Begin SOURCE DATA

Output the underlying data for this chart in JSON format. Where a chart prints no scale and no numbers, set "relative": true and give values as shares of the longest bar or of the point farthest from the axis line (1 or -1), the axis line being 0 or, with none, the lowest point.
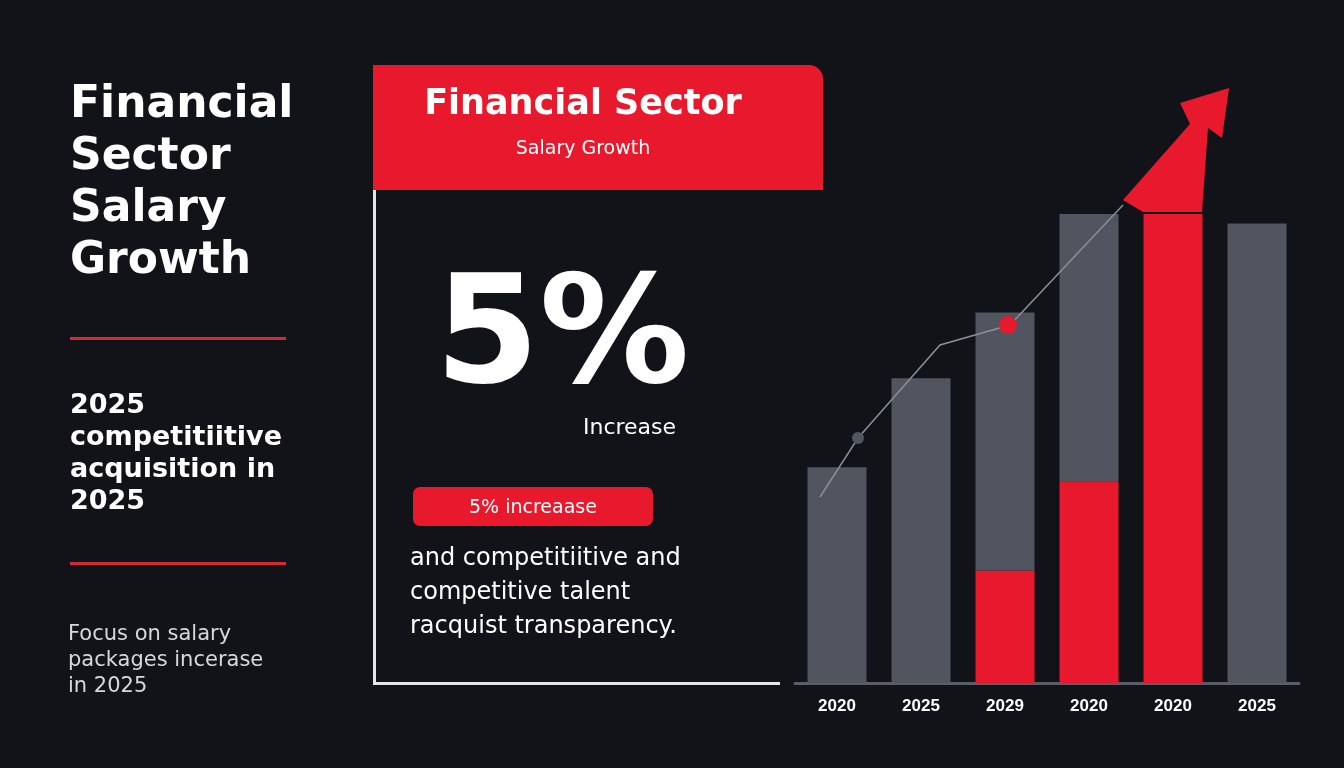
{
  "chart_data": {
    "type": "bar",
    "title": "Financial Sector Salary Growth",
    "subtitle": "2025 competitiitive acquisition in 2025",
    "annotations": [
      "Focus on salary packages incerase in 2025",
      "Financial Sector",
      "Salary Growth",
      "5%",
      "Increase",
      "5% increaase",
      "and competitiitive and competitive talent racquist transparency."
    ],
    "categories": [
      "2020",
      "2025",
      "2029",
      "2020",
      "2020",
      "2025"
    ],
    "stacked": true,
    "relative": true,
    "series": [
      {
        "color": "#e8192c",
        "values": [
          null,
          null,
          0.24,
          0.43,
          1.0,
          null
        ]
      },
      {
        "color": "#50555f",
        "values": [
          0.46,
          0.65,
          0.55,
          0.57,
          null,
          0.98
        ]
      }
    ]
  }
}
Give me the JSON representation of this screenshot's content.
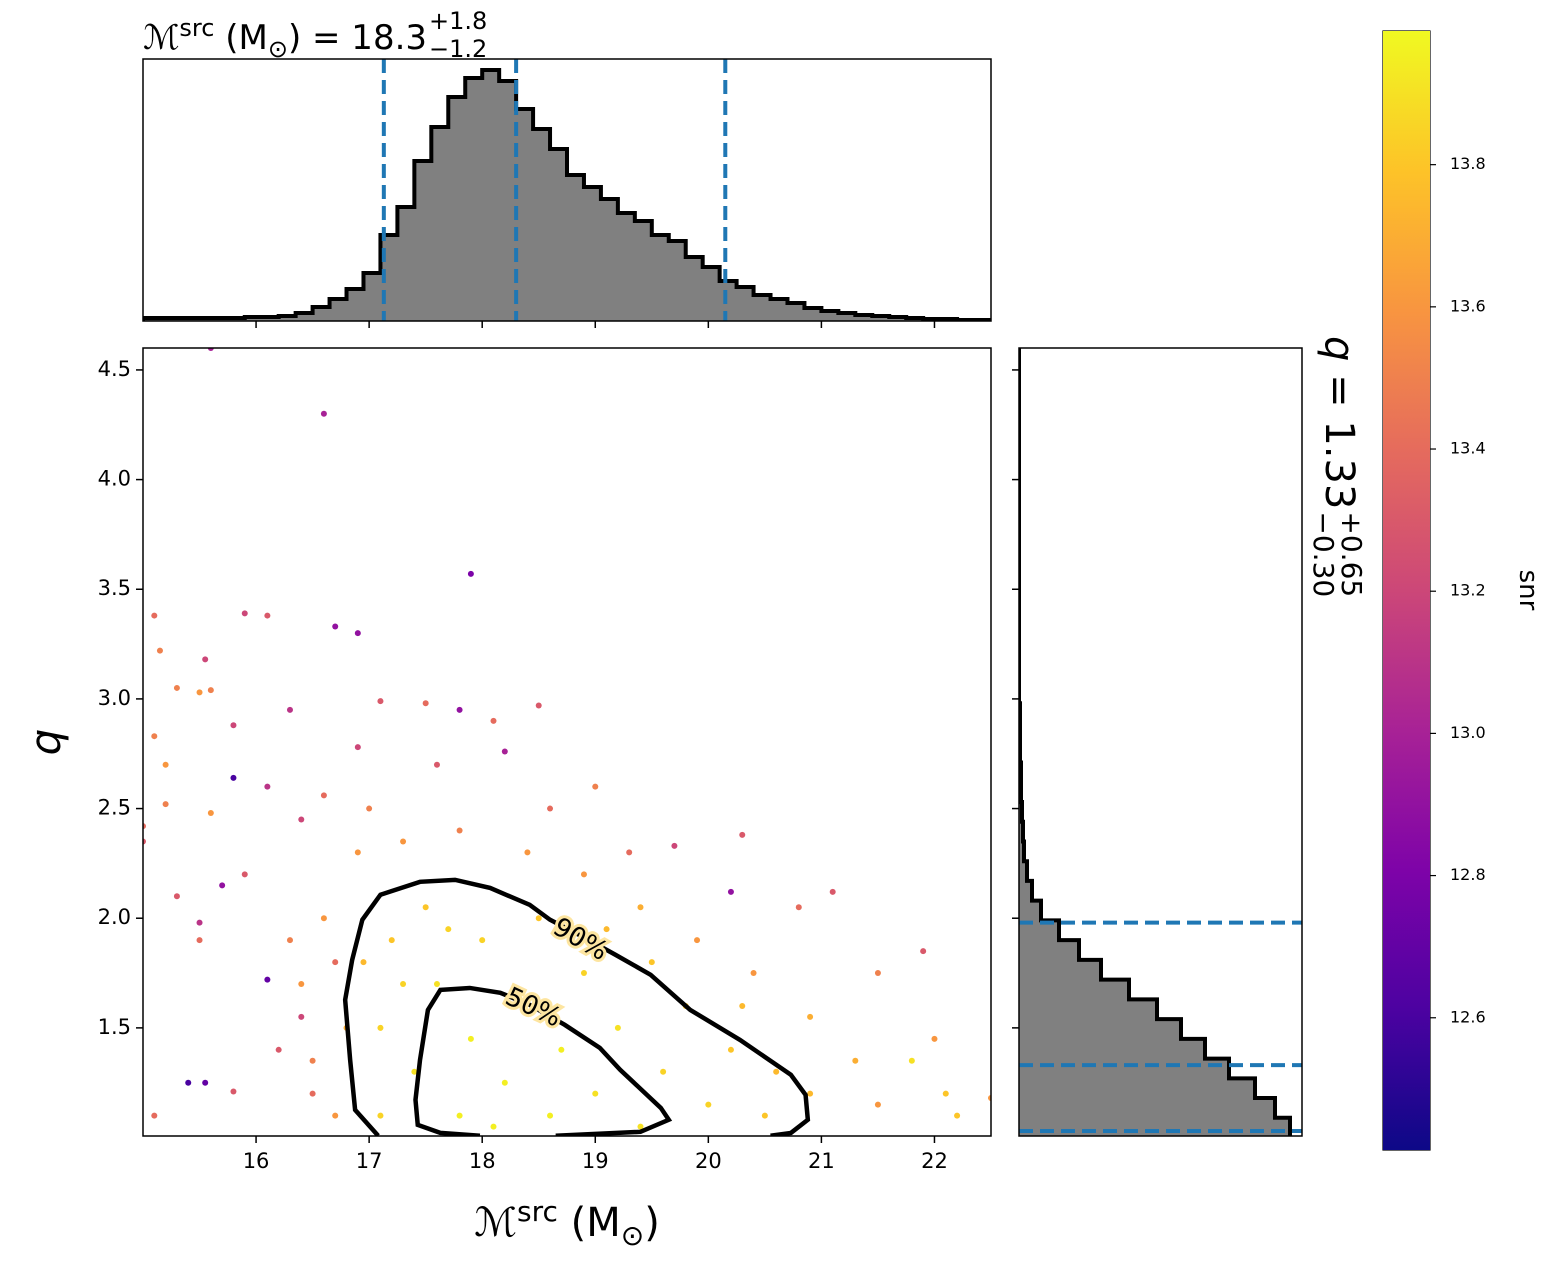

End SOURCE DATA

• TASK: Your task is to repeat the material above exactly, without its pictures.

• ANSWER:
Output the underlying data for this chart in JSON format. Where a chart prints no scale and no numbers, set "relative": true and give values as shares of the longest bar or of the point farthest from the axis line (1 or -1), the axis line being 0 or, with none, the lowest point.
{
  "chart_data": {
    "type": "bar",
    "title": "Financial Sector Salary Growth",
    "subtitle": "2025 competitiitive acquisition in 2025",
    "annotations": [
      "Focus on salary packages incerase in 2025",
      "Financial Sector",
      "Salary Growth",
      "5%",
      "Increase",
      "5% increaase",
      "and competitiitive and competitive talent racquist transparency."
    ],
    "categories": [
      "2020",
      "2025",
      "2029",
      "2020",
      "2020",
      "2025"
    ],
    "stacked": true,
    "relative": true,
    "series": [
      {
        "color": "#e8192c",
        "values": [
          null,
          null,
          0.24,
          0.43,
          1.0,
          null
        ]
      },
      {
        "color": "#50555f",
        "values": [
          0.46,
          0.65,
          0.55,
          0.57,
          null,
          0.98
        ]
      }
    ]
  }
}
Give me the JSON representation of this screenshot's content.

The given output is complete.